(WRITTEN EXERCISE):
Please convert each line of the listing below into a JSON list of strings, one string per line, leaving out blank lines and any pictures.

━━ MATERIAL PROVIDED ━━

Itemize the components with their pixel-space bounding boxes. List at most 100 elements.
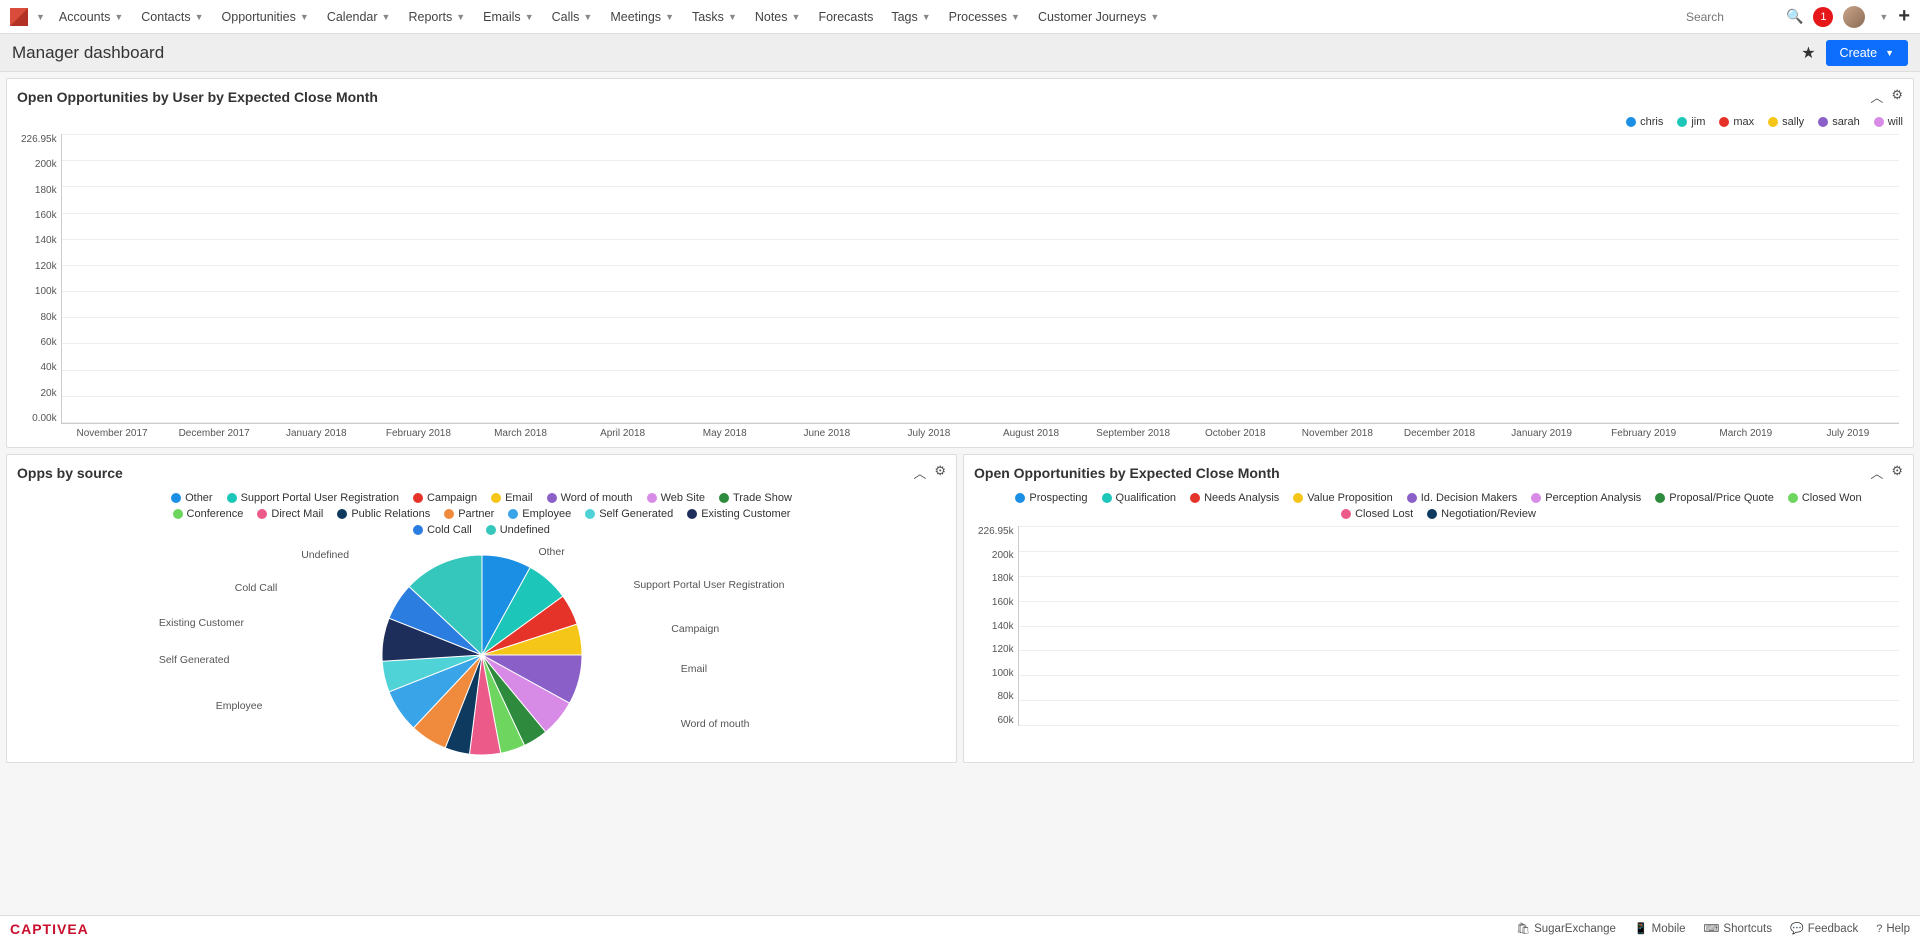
y-axis: 226.95k200k180k160k140k120k100k80k60k [978, 526, 1018, 726]
nav-item-calls[interactable]: Calls▼ [544, 0, 601, 34]
legend-item[interactable]: Word of mouth [547, 492, 633, 504]
legend-item[interactable]: will [1874, 116, 1903, 128]
card-title: Open Opportunities by Expected Close Mon… [974, 465, 1280, 481]
legend-item[interactable]: Cold Call [413, 524, 472, 536]
legend-item[interactable]: Needs Analysis [1190, 492, 1279, 504]
legend-item[interactable]: Proposal/Price Quote [1655, 492, 1774, 504]
nav-item-reports[interactable]: Reports▼ [400, 0, 473, 34]
nav-item-notes[interactable]: Notes▼ [747, 0, 809, 34]
pie-slice-label: Existing Customer [159, 617, 244, 629]
legend-item[interactable]: Value Proposition [1293, 492, 1392, 504]
nav-item-meetings[interactable]: Meetings▼ [602, 0, 682, 34]
legend-item[interactable]: Qualification [1102, 492, 1177, 504]
footer-mobile[interactable]: 📱Mobile [1634, 922, 1686, 935]
nav-item-forecasts[interactable]: Forecasts [810, 0, 881, 34]
sugarexchange-icon: 🛍 [1516, 922, 1530, 935]
feedback-icon: 💬 [1790, 922, 1804, 935]
nav-item-label: Tags [891, 10, 917, 24]
nav-item-customer-journeys[interactable]: Customer Journeys▼ [1030, 0, 1167, 34]
pie-slice-label: Campaign [671, 623, 719, 635]
chevron-down-icon: ▼ [583, 12, 592, 22]
legend-item[interactable]: sally [1768, 116, 1804, 128]
pie-slice-label: Undefined [301, 549, 349, 561]
legend-item[interactable]: Public Relations [337, 508, 430, 520]
legend-item[interactable]: Closed Won [1788, 492, 1862, 504]
nav-item-calendar[interactable]: Calendar▼ [319, 0, 399, 34]
legend-item[interactable]: Other [171, 492, 213, 504]
create-button[interactable]: Create ▼ [1826, 40, 1908, 66]
chart-card-opps-by-close-month: Open Opportunities by Expected Close Mon… [963, 454, 1914, 763]
legend-item[interactable]: Self Generated [585, 508, 673, 520]
legend-item[interactable]: Perception Analysis [1531, 492, 1641, 504]
legend-item[interactable]: Existing Customer [687, 508, 790, 520]
footer-sugarexchange[interactable]: 🛍SugarExchange [1516, 922, 1616, 935]
legend-item[interactable]: sarah [1818, 116, 1860, 128]
legend-item[interactable]: Support Portal User Registration [227, 492, 399, 504]
notification-badge[interactable]: 1 [1813, 7, 1833, 27]
search-icon[interactable]: 🔍 [1786, 8, 1803, 25]
legend-item[interactable]: Conference [173, 508, 244, 520]
y-axis: 226.95k200k180k160k140k120k100k80k60k40k… [21, 134, 61, 424]
legend-item[interactable]: Negotiation/Review [1427, 508, 1536, 520]
star-icon[interactable]: ★ [1801, 43, 1815, 63]
chevron-down-icon: ▼ [728, 12, 737, 22]
legend-item[interactable]: jim [1677, 116, 1705, 128]
chevron-up-icon[interactable]: ︿ [1870, 87, 1883, 106]
nav-item-tasks[interactable]: Tasks▼ [684, 0, 745, 34]
chart-legend: Prospecting Qualification Needs Analysis Va… [964, 490, 1913, 526]
nav-item-tags[interactable]: Tags▼ [883, 0, 938, 34]
pie-chart[interactable]: OtherSupport Portal User RegistrationCam… [7, 542, 956, 762]
pie-slice-label: Support Portal User Registration [633, 579, 784, 591]
legend-item[interactable]: Email [491, 492, 533, 504]
nav-item-accounts[interactable]: Accounts▼ [51, 0, 131, 34]
help-icon: ? [1876, 923, 1882, 935]
nav-item-opportunities[interactable]: Opportunities▼ [214, 0, 317, 34]
legend-item[interactable]: Partner [444, 508, 494, 520]
legend-item[interactable]: Employee [508, 508, 571, 520]
nav-item-emails[interactable]: Emails▼ [475, 0, 541, 34]
legend-item[interactable]: Web Site [647, 492, 705, 504]
nav-item-processes[interactable]: Processes▼ [941, 0, 1028, 34]
nav-item-label: Accounts [59, 10, 110, 24]
app-logo-icon[interactable] [10, 8, 28, 26]
gear-icon[interactable]: ⚙ [934, 463, 946, 482]
chevron-down-icon[interactable]: ▼ [36, 12, 45, 22]
pie-slice-label: Cold Call [235, 582, 278, 594]
page-title: Manager dashboard [12, 43, 164, 63]
plus-icon[interactable]: + [1898, 5, 1910, 28]
title-bar: Manager dashboard ★ Create ▼ [0, 34, 1920, 72]
legend-item[interactable]: Prospecting [1015, 492, 1087, 504]
shortcuts-icon: ⌨ [1704, 922, 1720, 935]
footer-shortcuts[interactable]: ⌨Shortcuts [1704, 922, 1772, 935]
nav-item-label: Forecasts [818, 10, 873, 24]
chart-plot-area[interactable] [61, 134, 1899, 424]
chevron-down-icon: ▼ [195, 12, 204, 22]
chart-card-opps-by-source: Opps by source ︿ ⚙ OtherSupport Portal U… [6, 454, 957, 763]
gear-icon[interactable]: ⚙ [1891, 87, 1903, 106]
chevron-up-icon[interactable]: ︿ [1870, 463, 1883, 482]
chart-plot-area[interactable] [1018, 526, 1899, 726]
legend-item[interactable]: Trade Show [719, 492, 792, 504]
card-title: Open Opportunities by User by Expected C… [17, 89, 378, 105]
nav-item-contacts[interactable]: Contacts▼ [133, 0, 211, 34]
top-nav: ▼ Accounts▼Contacts▼Opportunities▼Calend… [0, 0, 1920, 34]
chevron-down-icon: ▼ [1150, 12, 1159, 22]
chart-card-opps-by-user: Open Opportunities by User by Expected C… [6, 78, 1914, 448]
footer-help[interactable]: ?Help [1876, 922, 1910, 935]
legend-item[interactable]: Direct Mail [257, 508, 323, 520]
nav-item-label: Reports [408, 10, 452, 24]
pie-slice-label: Self Generated [159, 654, 230, 666]
search-input[interactable] [1686, 10, 1776, 24]
avatar[interactable] [1843, 6, 1865, 28]
legend-item[interactable]: chris [1626, 116, 1663, 128]
legend-item[interactable]: Id. Decision Makers [1407, 492, 1518, 504]
footer-feedback[interactable]: 💬Feedback [1790, 922, 1858, 935]
legend-item[interactable]: Undefined [486, 524, 550, 536]
legend-item[interactable]: max [1719, 116, 1754, 128]
create-button-label: Create [1840, 46, 1878, 60]
chevron-down-icon[interactable]: ▼ [1879, 12, 1888, 22]
gear-icon[interactable]: ⚙ [1891, 463, 1903, 482]
chevron-up-icon[interactable]: ︿ [913, 463, 926, 482]
legend-item[interactable]: Closed Lost [1341, 508, 1413, 520]
legend-item[interactable]: Campaign [413, 492, 477, 504]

━━━

(TASK RESULT):
[
  "Itemize the components with their pixel-space bounding boxes. List at most 100 elements.",
  "y-axis: 226.95k200k180k160k140k120k100k80k60k [978, 526, 1018, 726]",
  "nav-item-calls[interactable]: Calls▼ [544, 0, 601, 34]",
  "legend-item[interactable]: Word of mouth [547, 492, 633, 504]",
  "legend-item[interactable]: will [1874, 116, 1903, 128]",
  "card-title: Open Opportunities by Expected Close Mon… [974, 465, 1280, 481]",
  "legend-item[interactable]: Cold Call [413, 524, 472, 536]",
  "legend-item[interactable]: Needs Analysis [1190, 492, 1279, 504]",
  "legend-item[interactable]: Proposal/Price Quote [1655, 492, 1774, 504]",
  "nav-item-reports[interactable]: Reports▼ [400, 0, 473, 34]",
  "nav-item-notes[interactable]: Notes▼ [747, 0, 809, 34]",
  "pie-slice-label: Existing Customer [159, 617, 244, 629]",
  "legend-item[interactable]: Value Proposition [1293, 492, 1392, 504]",
  "nav-item-meetings[interactable]: Meetings▼ [602, 0, 682, 34]",
  "legend-item[interactable]: Qualification [1102, 492, 1177, 504]",
  "footer-mobile[interactable]: 📱Mobile [1634, 922, 1686, 935]",
  "nav-item-forecasts[interactable]: Forecasts [810, 0, 881, 34]",
  "sugarexchange-icon: 🛍 [1516, 922, 1530, 935]",
  "feedback-icon: 💬 [1790, 922, 1804, 935]",
  "nav-item-label: Tags [891, 10, 917, 24]",
  "nav-item-customer-journeys[interactable]: Customer Journeys▼ [1030, 0, 1167, 34]",
  "pie-slice-label: Campaign [671, 623, 719, 635]",
  "chevron-down-icon: ▼ [583, 12, 592, 22]",
  "legend-item[interactable]: sally [1768, 116, 1804, 128]",
  "pie-slice-label: Undefined [301, 549, 349, 561]",
  "legend-item[interactable]: Public Relations [337, 508, 430, 520]",
  "legend-item[interactable]: Closed Won [1788, 492, 1862, 504]",
  "nav-item-calendar[interactable]: Calendar▼ [319, 0, 399, 34]",
  "legend-item[interactable]: Other [171, 492, 213, 504]",
  "create-button[interactable]: Create ▼ [1826, 40, 1908, 66]",
  "chart-card-opps-by-close-month: Open Opportunities by Expected Close Mon… [963, 454, 1914, 763]",
  "legend-item[interactable]: Self Generated [585, 508, 673, 520]",
  "legend-item[interactable]: Perception Analysis [1531, 492, 1641, 504]",
  "legend-item[interactable]: Existing Customer [687, 508, 790, 520]",
  "footer-sugarexchange[interactable]: 🛍SugarExchange [1516, 922, 1616, 935]",
  "legend-item[interactable]: sarah [1818, 116, 1860, 128]",
  "legend-item[interactable]: Support Portal User Registration [227, 492, 399, 504]",
  "notification-badge[interactable]: 1 [1813, 7, 1833, 27]",
  "search-icon[interactable]: 🔍 [1786, 8, 1803, 25]",
  "legend-item[interactable]: Conference [173, 508, 244, 520]",
  "y-axis: 226.95k200k180k160k140k120k100k80k60k40k… [21, 134, 61, 424]",
  "legend-item[interactable]: Negotiation/Review [1427, 508, 1536, 520]",
  "star-icon[interactable]: ★ [1801, 43, 1815, 63]",
  "chevron-down-icon: ▼ [728, 12, 737, 22]",
  "legend-item[interactable]: jim [1677, 116, 1705, 128]",
  "chevron-up-icon[interactable]: ︿ [1870, 87, 1883, 106]",
  "nav-item-tasks[interactable]: Tasks▼ [684, 0, 745, 34]",
  "chart-legend: Prospecting Qualification Needs Analysis Va… [964, 490, 1913, 526]",
  "nav-item-tags[interactable]: Tags▼ [883, 0, 938, 34]",
  "pie-chart[interactable]: OtherSupport Portal User RegistrationCam… [7, 542, 956, 762]",
  "pie-slice-label: Support Portal User Registration [633, 579, 784, 591]",
  "legend-item[interactable]: Email [491, 492, 533, 504]",
  "nav-item-accounts[interactable]: Accounts▼ [51, 0, 131, 34]",
  "help-icon: ? [1876, 923, 1882, 935]",
  "nav-item-opportunities[interactable]: Opportunities▼ [214, 0, 317, 34]",
  "legend-item[interactable]: Partner [444, 508, 494, 520]",
  "legend-item[interactable]: Employee [508, 508, 571, 520]",
  "nav-item-emails[interactable]: Emails▼ [475, 0, 541, 34]",
  "legend-item[interactable]: Web Site [647, 492, 705, 504]",
  "nav-item-processes[interactable]: Processes▼ [941, 0, 1028, 34]",
  "nav-item-label: Accounts [59, 10, 110, 24]",
  "app-logo-icon[interactable] [10, 8, 28, 26]",
  "gear-icon[interactable]: ⚙ [934, 463, 946, 482]",
  "chevron-down-icon[interactable]: ▼ [36, 12, 45, 22]",
  "pie-slice-label: Cold Call [235, 582, 278, 594]",
  "page-title: Manager dashboard [12, 43, 164, 63]",
  "plus-icon[interactable]: + [1898, 5, 1910, 28]",
  "title-bar: Manager dashboard ★ Create ▼ [0, 34, 1920, 72]",
  "legend-item[interactable]: Prospecting [1015, 492, 1087, 504]",
  "shortcuts-icon: ⌨ [1704, 922, 1720, 935]",
  "footer-shortcuts[interactable]: ⌨Shortcuts [1704, 922, 1772, 935]",
  "nav-item-label: Forecasts [818, 10, 873, 24]",
  "chart-plot-area[interactable] [61, 134, 1899, 424]",
  "chevron-down-icon: ▼ [195, 12, 204, 22]",
  "chart-card-opps-by-source: Opps by source ︿ ⚙ OtherSupport Portal U… [6, 454, 957, 763]",
  "gear-icon[interactable]: ⚙ [1891, 87, 1903, 106]",
  "chevron-up-icon[interactable]: ︿ [1870, 463, 1883, 482]",
  "chart-plot-area[interactable] [1018, 526, 1899, 726]",
  "legend-item[interactable]: Trade Show [719, 492, 792, 504]",
  "card-title: Open Opportunities by User by Expected C… [17, 89, 378, 105]",
  "nav-item-contacts[interactable]: Contacts▼ [133, 0, 211, 34]",
  "top-nav: ▼ Accounts▼Contacts▼Opportunities▼Calend… [0, 0, 1920, 34]",
  "chevron-down-icon: ▼ [1150, 12, 1159, 22]",
  "chart-card-opps-by-user: Open Opportunities by User by Expected C… [6, 78, 1914, 448]",
  "footer-help[interactable]: ?Help [1876, 922, 1910, 935]",
  "legend-item[interactable]: Direct Mail [257, 508, 323, 520]",
  "nav-item-label: Reports [408, 10, 452, 24]",
  "pie-slice-label: Self Generated [159, 654, 230, 666]",
  "search-input[interactable] [1686, 10, 1776, 24]",
  "avatar[interactable] [1843, 6, 1865, 28]",
  "legend-item[interactable]: chris [1626, 116, 1663, 128]",
  "legend-item[interactable]: Id. Decision Makers [1407, 492, 1518, 504]",
  "footer-feedback[interactable]: 💬Feedback [1790, 922, 1858, 935]",
  "legend-item[interactable]: Undefined [486, 524, 550, 536]",
  "legend-item[interactable]: max [1719, 116, 1754, 128]",
  "create-button-label: Create [1840, 46, 1878, 60]",
  "chevron-down-icon[interactable]: ▼ [1879, 12, 1888, 22]",
  "gear-icon[interactable]: ⚙ [1891, 463, 1903, 482]",
  "chevron-up-icon[interactable]: ︿ [913, 463, 926, 482]",
  "legend-item[interactable]: Closed Lost [1341, 508, 1413, 520]",
  "legend-item[interactable]: Campaign [413, 492, 477, 504]"
]